## Set problem
The records below must be transcribed exactly. Do not include the pictures.
[Material to process start]
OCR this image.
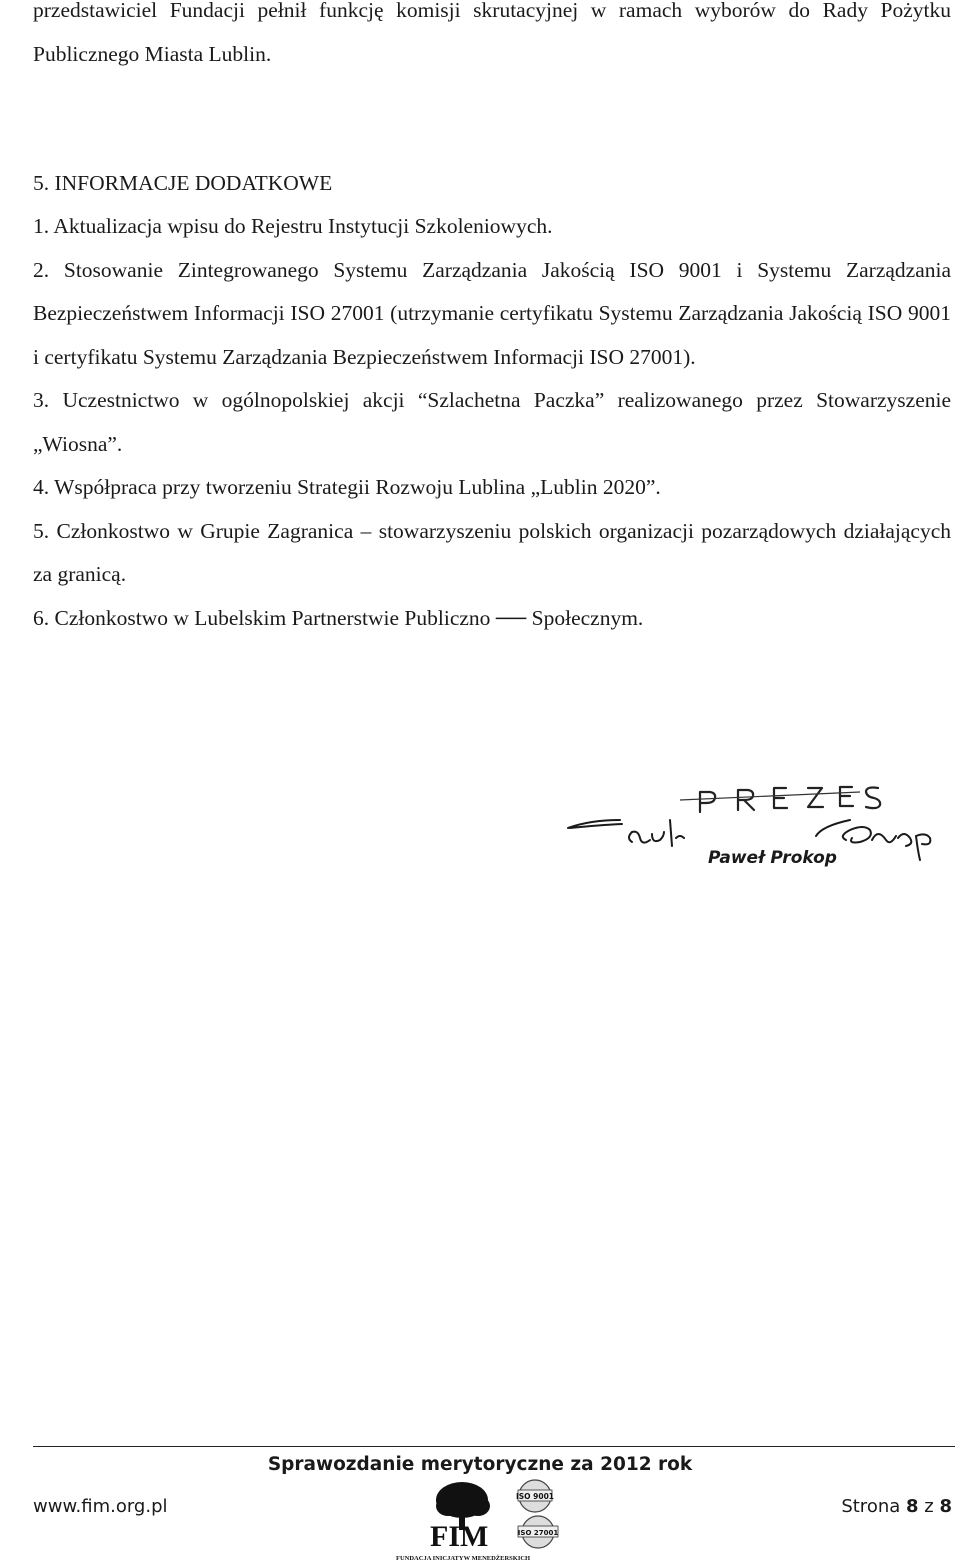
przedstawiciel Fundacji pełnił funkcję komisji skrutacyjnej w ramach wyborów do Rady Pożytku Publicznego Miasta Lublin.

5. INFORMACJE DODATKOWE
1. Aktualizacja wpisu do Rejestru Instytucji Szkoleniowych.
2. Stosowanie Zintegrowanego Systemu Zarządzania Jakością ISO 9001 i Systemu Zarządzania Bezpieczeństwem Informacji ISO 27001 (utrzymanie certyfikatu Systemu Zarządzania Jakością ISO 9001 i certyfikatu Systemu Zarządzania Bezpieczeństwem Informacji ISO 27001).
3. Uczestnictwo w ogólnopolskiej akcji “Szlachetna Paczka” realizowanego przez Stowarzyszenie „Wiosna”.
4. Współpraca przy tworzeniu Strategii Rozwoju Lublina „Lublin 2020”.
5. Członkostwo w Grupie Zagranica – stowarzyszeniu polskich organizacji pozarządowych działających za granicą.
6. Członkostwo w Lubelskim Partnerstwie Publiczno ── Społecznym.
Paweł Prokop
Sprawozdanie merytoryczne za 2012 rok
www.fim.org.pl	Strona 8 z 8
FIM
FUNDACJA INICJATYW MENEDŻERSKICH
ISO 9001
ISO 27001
[Material to process end]
## Final answer
OCR this image.
przedstawiciel Fundacji pełnił funkcję komisji skrutacyjnej w ramach wyborów do Rady Pożytku Publicznego Miasta Lublin.

5. INFORMACJE DODATKOWE
1. Aktualizacja wpisu do Rejestru Instytucji Szkoleniowych.
2. Stosowanie Zintegrowanego Systemu Zarządzania Jakością ISO 9001 i Systemu Zarządzania Bezpieczeństwem Informacji ISO 27001 (utrzymanie certyfikatu Systemu Zarządzania Jakością ISO 9001 i certyfikatu Systemu Zarządzania Bezpieczeństwem Informacji ISO 27001).
3. Uczestnictwo w ogólnopolskiej akcji “Szlachetna Paczka” realizowanego przez Stowarzyszenie „Wiosna”.
4. Współpraca przy tworzeniu Strategii Rozwoju Lublina „Lublin 2020”.
5. Członkostwo w Grupie Zagranica – stowarzyszeniu polskich organizacji pozarządowych działających za granicą.
6. Członkostwo w Lubelskim Partnerstwie Publiczno ── Społecznym.
Paweł Prokop
Sprawozdanie merytoryczne za 2012 rok
www.fim.org.pl	Strona 8 z 8
FIM
FUNDACJA INICJATYW MENEDŻERSKICH
ISO 9001
ISO 27001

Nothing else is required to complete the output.